PROBLEM DETAILS:
Only lines holding the word "justice" should be copied from the material.

(Saved entries)
*-*-*

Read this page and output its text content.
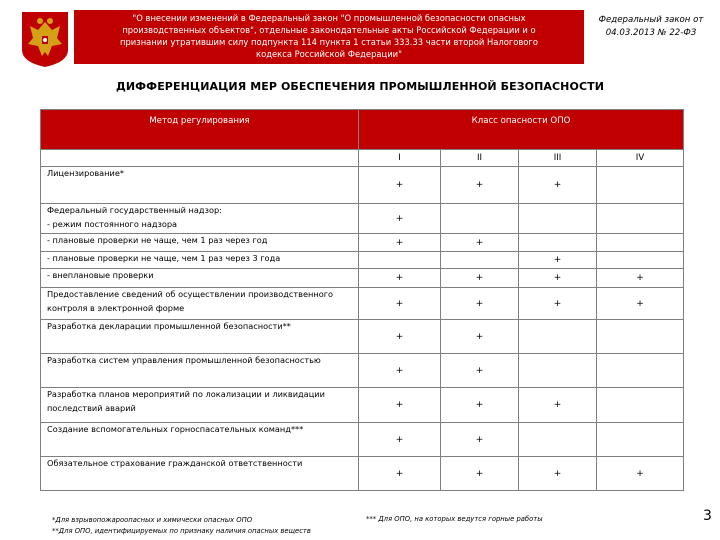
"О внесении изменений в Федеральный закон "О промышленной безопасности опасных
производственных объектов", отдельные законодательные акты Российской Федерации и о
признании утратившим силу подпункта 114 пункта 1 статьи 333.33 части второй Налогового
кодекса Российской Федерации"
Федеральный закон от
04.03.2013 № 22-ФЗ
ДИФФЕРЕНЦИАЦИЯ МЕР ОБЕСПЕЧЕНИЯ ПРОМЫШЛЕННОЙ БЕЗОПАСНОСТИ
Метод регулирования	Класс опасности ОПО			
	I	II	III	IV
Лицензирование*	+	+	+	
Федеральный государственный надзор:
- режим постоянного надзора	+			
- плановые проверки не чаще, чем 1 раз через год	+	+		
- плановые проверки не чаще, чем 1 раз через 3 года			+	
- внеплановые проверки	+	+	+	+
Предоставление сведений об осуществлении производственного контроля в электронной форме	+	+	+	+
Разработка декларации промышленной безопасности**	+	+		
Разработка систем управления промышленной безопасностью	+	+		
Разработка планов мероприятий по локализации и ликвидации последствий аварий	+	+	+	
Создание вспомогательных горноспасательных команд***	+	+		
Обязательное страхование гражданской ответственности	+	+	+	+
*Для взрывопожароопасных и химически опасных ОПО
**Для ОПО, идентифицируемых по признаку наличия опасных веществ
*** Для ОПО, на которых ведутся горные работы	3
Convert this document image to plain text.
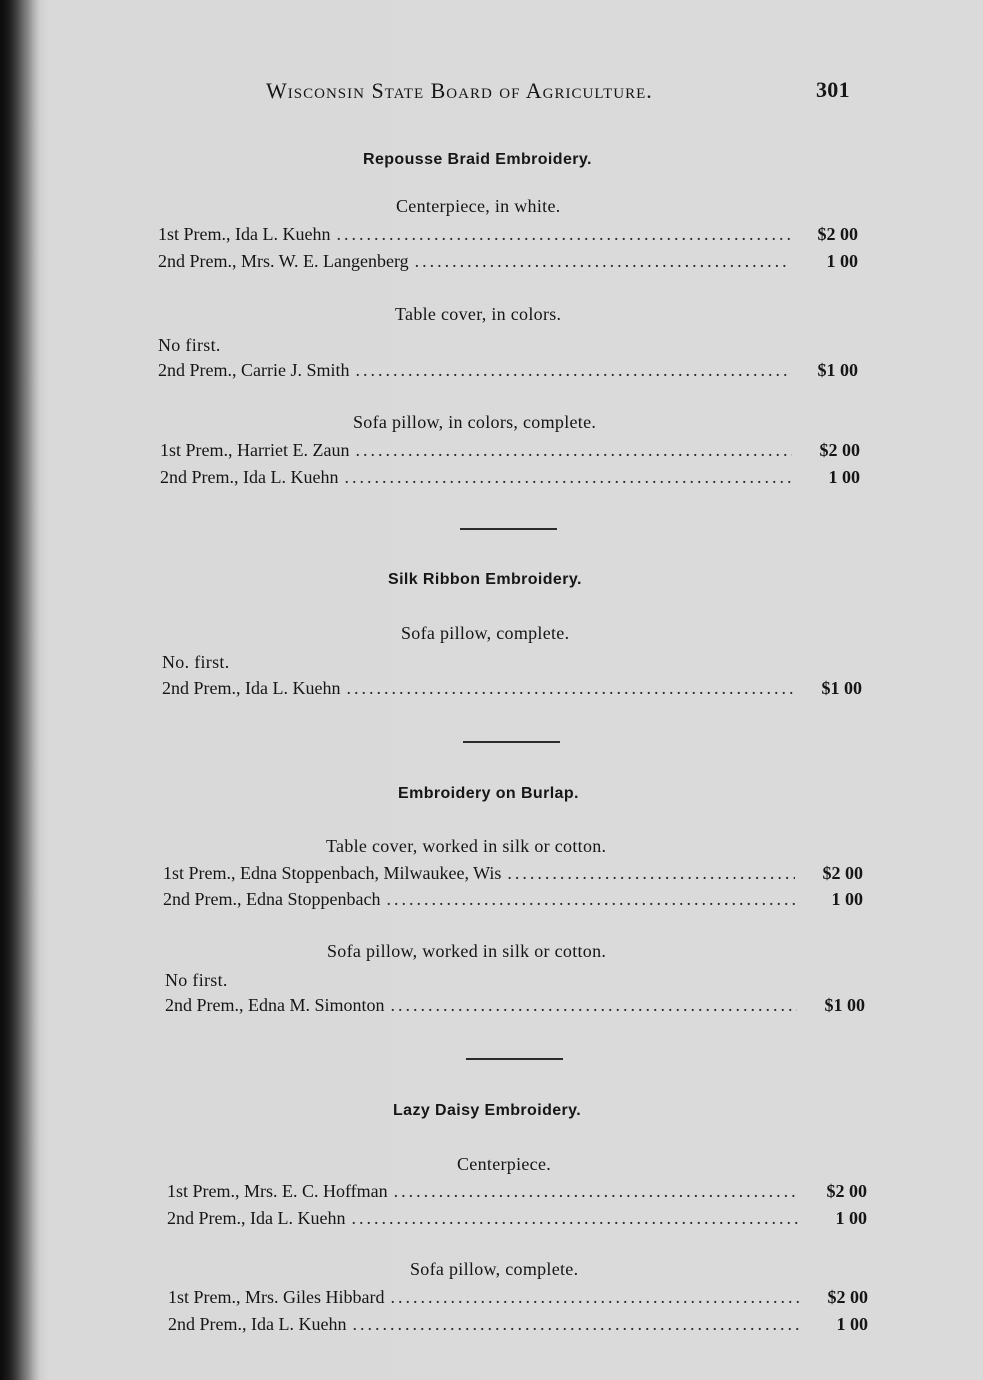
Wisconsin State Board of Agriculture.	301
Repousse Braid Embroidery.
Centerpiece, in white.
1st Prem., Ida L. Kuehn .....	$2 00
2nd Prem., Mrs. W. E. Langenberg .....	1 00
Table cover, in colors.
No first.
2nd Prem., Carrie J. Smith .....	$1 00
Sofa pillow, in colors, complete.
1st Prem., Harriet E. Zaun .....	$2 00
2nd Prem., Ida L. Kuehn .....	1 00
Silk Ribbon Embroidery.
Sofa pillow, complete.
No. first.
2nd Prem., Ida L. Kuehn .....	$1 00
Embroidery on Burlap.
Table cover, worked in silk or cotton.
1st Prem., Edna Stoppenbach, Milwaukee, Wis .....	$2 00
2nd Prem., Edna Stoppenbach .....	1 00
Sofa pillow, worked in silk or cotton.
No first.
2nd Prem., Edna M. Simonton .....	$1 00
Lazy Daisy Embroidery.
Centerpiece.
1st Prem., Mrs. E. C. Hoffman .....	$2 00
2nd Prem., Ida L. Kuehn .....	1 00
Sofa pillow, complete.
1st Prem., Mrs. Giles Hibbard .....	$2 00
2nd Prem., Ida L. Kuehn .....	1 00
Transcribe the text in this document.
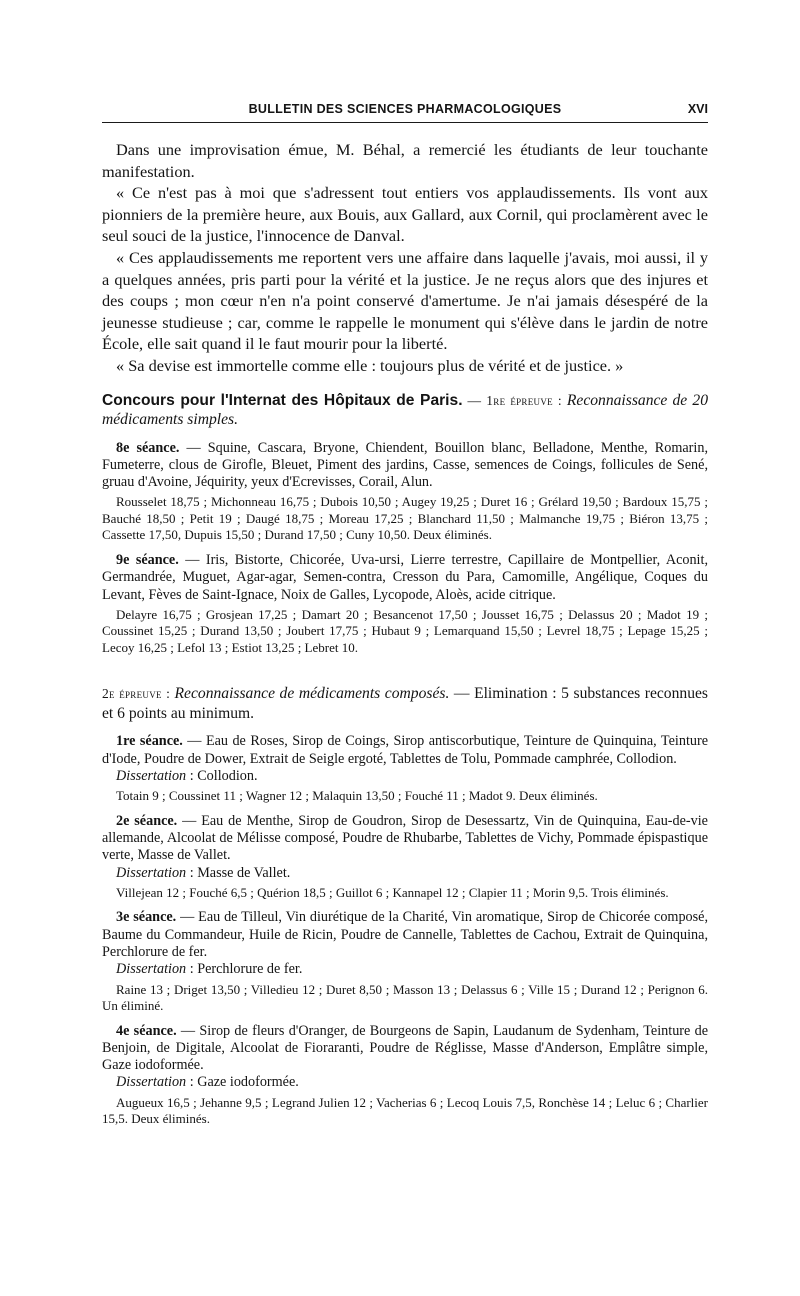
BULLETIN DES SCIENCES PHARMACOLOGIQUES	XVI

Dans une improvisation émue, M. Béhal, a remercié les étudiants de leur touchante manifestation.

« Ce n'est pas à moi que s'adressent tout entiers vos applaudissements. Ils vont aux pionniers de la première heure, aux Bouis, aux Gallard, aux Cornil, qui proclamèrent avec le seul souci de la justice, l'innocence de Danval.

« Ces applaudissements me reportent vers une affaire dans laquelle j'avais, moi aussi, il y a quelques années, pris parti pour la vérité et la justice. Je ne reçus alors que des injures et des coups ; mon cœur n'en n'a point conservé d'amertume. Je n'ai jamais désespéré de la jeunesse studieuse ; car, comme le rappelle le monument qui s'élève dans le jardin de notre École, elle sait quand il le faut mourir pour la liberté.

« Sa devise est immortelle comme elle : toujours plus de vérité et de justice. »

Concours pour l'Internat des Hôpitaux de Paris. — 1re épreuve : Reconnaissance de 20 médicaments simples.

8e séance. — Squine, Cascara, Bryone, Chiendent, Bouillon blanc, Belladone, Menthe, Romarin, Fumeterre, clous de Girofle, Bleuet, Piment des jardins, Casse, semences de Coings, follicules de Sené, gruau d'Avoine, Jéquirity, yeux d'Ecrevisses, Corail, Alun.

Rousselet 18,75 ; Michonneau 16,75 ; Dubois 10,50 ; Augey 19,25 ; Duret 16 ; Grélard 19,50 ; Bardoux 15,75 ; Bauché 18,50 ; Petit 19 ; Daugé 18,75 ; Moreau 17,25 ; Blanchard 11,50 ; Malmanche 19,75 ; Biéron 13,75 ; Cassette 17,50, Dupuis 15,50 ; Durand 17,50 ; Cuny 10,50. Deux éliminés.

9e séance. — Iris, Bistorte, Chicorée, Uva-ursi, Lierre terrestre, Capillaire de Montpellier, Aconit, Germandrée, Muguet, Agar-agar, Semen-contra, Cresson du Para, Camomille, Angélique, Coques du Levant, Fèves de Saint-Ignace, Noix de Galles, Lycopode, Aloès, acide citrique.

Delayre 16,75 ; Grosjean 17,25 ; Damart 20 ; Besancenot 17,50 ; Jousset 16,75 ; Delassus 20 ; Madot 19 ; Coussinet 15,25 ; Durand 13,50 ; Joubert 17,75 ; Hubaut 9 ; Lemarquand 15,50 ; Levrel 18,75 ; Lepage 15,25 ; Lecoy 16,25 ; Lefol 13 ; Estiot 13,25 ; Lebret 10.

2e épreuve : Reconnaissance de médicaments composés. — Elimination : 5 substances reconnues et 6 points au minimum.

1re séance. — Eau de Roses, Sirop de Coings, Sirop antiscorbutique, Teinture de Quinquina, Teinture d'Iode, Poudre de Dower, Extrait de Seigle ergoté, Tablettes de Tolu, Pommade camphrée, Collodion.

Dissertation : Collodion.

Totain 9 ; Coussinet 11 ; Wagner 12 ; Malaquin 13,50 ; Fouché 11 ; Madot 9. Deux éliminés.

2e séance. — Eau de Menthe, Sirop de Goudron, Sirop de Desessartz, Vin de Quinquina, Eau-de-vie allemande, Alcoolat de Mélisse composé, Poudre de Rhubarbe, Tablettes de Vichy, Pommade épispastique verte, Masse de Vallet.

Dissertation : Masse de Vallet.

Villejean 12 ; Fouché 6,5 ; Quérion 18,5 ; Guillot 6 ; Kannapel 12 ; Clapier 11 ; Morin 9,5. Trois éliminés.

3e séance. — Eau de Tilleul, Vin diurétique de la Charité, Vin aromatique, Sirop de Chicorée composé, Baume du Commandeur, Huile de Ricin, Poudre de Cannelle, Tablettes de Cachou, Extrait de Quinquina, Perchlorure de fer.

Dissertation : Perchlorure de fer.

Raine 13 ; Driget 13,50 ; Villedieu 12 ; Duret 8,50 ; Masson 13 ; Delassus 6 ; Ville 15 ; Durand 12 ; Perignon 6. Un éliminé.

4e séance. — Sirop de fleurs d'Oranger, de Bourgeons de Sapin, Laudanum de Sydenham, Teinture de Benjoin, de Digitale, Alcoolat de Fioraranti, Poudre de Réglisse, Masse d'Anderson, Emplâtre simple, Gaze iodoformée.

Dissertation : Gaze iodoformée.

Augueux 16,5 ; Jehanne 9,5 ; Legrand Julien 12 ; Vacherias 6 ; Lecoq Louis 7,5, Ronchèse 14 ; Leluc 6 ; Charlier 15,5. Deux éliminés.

*-*-*

EXERCISE ANSWER:
« Ce n'est pas à moi que s'adressent tout entiers vos applaudissements. Ils vont aux pionniers de la première heure, aux Bouis, aux Gallard, aux Cornil, qui proclamèrent avec le seul souci de la justice, l'innocence de Danval.
« Ces applaudissements me reportent vers une affaire dans laquelle j'avais, moi aussi, il y a quelques années, pris parti pour la vérité et la justice. Je ne reçus alors que des injures et des coups ; mon cœur n'en n'a point conservé d'amertume. Je n'ai jamais désespéré de la jeunesse studieuse ; car, comme le rappelle le monument qui s'élève dans le jardin de notre École, elle sait quand il le faut mourir pour la liberté.
« Sa devise est immortelle comme elle : toujours plus de vérité et de justice. »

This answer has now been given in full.